:: STATED TASK ::
Rewrite the material below, putting "lock-icon" wherever "padlock-icon" appears and leaving everything else unchanged.
***** DATA RECORDS
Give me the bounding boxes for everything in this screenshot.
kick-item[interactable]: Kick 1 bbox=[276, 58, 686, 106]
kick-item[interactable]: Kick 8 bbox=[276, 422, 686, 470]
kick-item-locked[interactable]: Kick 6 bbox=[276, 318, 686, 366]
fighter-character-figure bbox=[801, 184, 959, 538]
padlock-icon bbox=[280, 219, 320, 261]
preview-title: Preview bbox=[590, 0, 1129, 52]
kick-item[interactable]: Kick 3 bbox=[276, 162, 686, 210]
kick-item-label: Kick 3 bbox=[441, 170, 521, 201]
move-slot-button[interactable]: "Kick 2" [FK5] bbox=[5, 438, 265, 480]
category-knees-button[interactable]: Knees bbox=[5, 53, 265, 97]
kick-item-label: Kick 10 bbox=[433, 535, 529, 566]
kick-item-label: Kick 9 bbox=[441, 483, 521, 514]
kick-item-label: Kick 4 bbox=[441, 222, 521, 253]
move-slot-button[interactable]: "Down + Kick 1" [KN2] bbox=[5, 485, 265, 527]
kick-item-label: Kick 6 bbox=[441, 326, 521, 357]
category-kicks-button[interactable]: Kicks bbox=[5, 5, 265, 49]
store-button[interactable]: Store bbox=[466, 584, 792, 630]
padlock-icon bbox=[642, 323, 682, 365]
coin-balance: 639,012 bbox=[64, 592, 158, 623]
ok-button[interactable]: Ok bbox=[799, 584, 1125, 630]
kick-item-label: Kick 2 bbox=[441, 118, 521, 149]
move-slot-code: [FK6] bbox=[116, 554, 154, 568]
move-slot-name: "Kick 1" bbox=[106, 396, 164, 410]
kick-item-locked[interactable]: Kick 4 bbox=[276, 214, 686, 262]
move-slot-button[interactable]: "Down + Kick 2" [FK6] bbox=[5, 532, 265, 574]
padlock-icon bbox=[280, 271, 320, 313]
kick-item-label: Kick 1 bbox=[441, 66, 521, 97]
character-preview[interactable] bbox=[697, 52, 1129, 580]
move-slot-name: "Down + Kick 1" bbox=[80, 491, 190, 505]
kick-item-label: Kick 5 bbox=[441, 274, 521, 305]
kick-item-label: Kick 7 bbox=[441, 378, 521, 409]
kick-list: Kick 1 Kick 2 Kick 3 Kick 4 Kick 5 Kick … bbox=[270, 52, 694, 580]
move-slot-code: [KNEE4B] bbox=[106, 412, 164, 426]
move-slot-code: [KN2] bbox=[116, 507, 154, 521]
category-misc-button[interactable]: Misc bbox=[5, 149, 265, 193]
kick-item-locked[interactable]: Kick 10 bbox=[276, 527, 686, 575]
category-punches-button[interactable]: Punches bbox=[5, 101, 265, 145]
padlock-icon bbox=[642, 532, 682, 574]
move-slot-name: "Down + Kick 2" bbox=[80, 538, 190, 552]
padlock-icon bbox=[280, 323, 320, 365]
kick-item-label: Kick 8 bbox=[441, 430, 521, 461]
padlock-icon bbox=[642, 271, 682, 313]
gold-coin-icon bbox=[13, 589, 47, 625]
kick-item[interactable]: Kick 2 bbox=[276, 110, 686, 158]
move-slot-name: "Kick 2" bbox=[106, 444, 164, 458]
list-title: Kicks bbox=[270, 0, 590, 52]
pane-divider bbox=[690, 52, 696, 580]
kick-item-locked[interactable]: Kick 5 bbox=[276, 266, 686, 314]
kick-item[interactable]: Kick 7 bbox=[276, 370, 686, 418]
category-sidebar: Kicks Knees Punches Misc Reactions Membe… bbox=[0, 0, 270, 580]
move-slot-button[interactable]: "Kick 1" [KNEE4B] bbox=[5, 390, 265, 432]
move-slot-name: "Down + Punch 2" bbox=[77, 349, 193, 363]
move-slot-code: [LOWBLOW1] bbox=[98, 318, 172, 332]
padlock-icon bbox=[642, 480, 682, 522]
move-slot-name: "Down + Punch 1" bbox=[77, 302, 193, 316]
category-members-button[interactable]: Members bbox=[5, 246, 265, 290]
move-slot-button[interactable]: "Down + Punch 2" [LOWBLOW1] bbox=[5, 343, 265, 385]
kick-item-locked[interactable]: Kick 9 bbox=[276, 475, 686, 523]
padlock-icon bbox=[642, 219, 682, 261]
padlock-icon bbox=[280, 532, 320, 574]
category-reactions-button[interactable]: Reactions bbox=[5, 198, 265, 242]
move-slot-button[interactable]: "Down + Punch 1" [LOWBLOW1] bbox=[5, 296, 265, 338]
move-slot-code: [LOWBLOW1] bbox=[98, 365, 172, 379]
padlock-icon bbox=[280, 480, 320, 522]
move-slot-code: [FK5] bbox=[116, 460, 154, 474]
**********
:: TASK OUTPUT ::
Give me the bounding boxes for everything in this screenshot.
kick-item[interactable]: Kick 1 bbox=[276, 58, 686, 106]
kick-item[interactable]: Kick 8 bbox=[276, 422, 686, 470]
kick-item-locked[interactable]: Kick 6 bbox=[276, 318, 686, 366]
fighter-character-figure bbox=[801, 184, 959, 538]
lock-icon bbox=[280, 219, 320, 261]
preview-title: Preview bbox=[590, 0, 1129, 52]
kick-item[interactable]: Kick 3 bbox=[276, 162, 686, 210]
kick-item-label: Kick 3 bbox=[441, 170, 521, 201]
move-slot-button[interactable]: "Kick 2" [FK5] bbox=[5, 438, 265, 480]
category-knees-button[interactable]: Knees bbox=[5, 53, 265, 97]
kick-item-label: Kick 10 bbox=[433, 535, 529, 566]
kick-item-label: Kick 9 bbox=[441, 483, 521, 514]
kick-item-label: Kick 4 bbox=[441, 222, 521, 253]
move-slot-button[interactable]: "Down + Kick 1" [KN2] bbox=[5, 485, 265, 527]
kick-item-label: Kick 6 bbox=[441, 326, 521, 357]
category-kicks-button[interactable]: Kicks bbox=[5, 5, 265, 49]
store-button[interactable]: Store bbox=[466, 584, 792, 630]
lock-icon bbox=[642, 323, 682, 365]
coin-balance: 639,012 bbox=[64, 592, 158, 623]
ok-button[interactable]: Ok bbox=[799, 584, 1125, 630]
kick-item-label: Kick 2 bbox=[441, 118, 521, 149]
move-slot-code: [FK6] bbox=[116, 554, 154, 568]
move-slot-name: "Kick 1" bbox=[106, 396, 164, 410]
kick-item-locked[interactable]: Kick 4 bbox=[276, 214, 686, 262]
move-slot-button[interactable]: "Down + Kick 2" [FK6] bbox=[5, 532, 265, 574]
lock-icon bbox=[280, 271, 320, 313]
kick-item-label: Kick 1 bbox=[441, 66, 521, 97]
character-preview[interactable] bbox=[697, 52, 1129, 580]
move-slot-name: "Down + Kick 1" bbox=[80, 491, 190, 505]
kick-item-label: Kick 5 bbox=[441, 274, 521, 305]
kick-item-label: Kick 7 bbox=[441, 378, 521, 409]
kick-list: Kick 1 Kick 2 Kick 3 Kick 4 Kick 5 Kick … bbox=[270, 52, 694, 580]
move-slot-code: [KNEE4B] bbox=[106, 412, 164, 426]
move-slot-code: [KN2] bbox=[116, 507, 154, 521]
category-misc-button[interactable]: Misc bbox=[5, 149, 265, 193]
kick-item-locked[interactable]: Kick 10 bbox=[276, 527, 686, 575]
category-punches-button[interactable]: Punches bbox=[5, 101, 265, 145]
lock-icon bbox=[642, 532, 682, 574]
move-slot-name: "Down + Kick 2" bbox=[80, 538, 190, 552]
lock-icon bbox=[280, 323, 320, 365]
kick-item-label: Kick 8 bbox=[441, 430, 521, 461]
lock-icon bbox=[642, 271, 682, 313]
gold-coin-icon bbox=[13, 589, 47, 625]
kick-item[interactable]: Kick 2 bbox=[276, 110, 686, 158]
move-slot-name: "Kick 2" bbox=[106, 444, 164, 458]
list-title: Kicks bbox=[270, 0, 590, 52]
pane-divider bbox=[690, 52, 696, 580]
kick-item-locked[interactable]: Kick 5 bbox=[276, 266, 686, 314]
kick-item[interactable]: Kick 7 bbox=[276, 370, 686, 418]
category-sidebar: Kicks Knees Punches Misc Reactions Membe… bbox=[0, 0, 270, 580]
move-slot-button[interactable]: "Kick 1" [KNEE4B] bbox=[5, 390, 265, 432]
move-slot-name: "Down + Punch 2" bbox=[77, 349, 193, 363]
move-slot-code: [LOWBLOW1] bbox=[98, 318, 172, 332]
lock-icon bbox=[642, 480, 682, 522]
move-slot-name: "Down + Punch 1" bbox=[77, 302, 193, 316]
category-members-button[interactable]: Members bbox=[5, 246, 265, 290]
move-slot-button[interactable]: "Down + Punch 2" [LOWBLOW1] bbox=[5, 343, 265, 385]
kick-item-locked[interactable]: Kick 9 bbox=[276, 475, 686, 523]
lock-icon bbox=[642, 219, 682, 261]
lock-icon bbox=[280, 532, 320, 574]
category-reactions-button[interactable]: Reactions bbox=[5, 198, 265, 242]
move-slot-button[interactable]: "Down + Punch 1" [LOWBLOW1] bbox=[5, 296, 265, 338]
move-slot-code: [LOWBLOW1] bbox=[98, 365, 172, 379]
lock-icon bbox=[280, 480, 320, 522]
move-slot-code: [FK5] bbox=[116, 460, 154, 474]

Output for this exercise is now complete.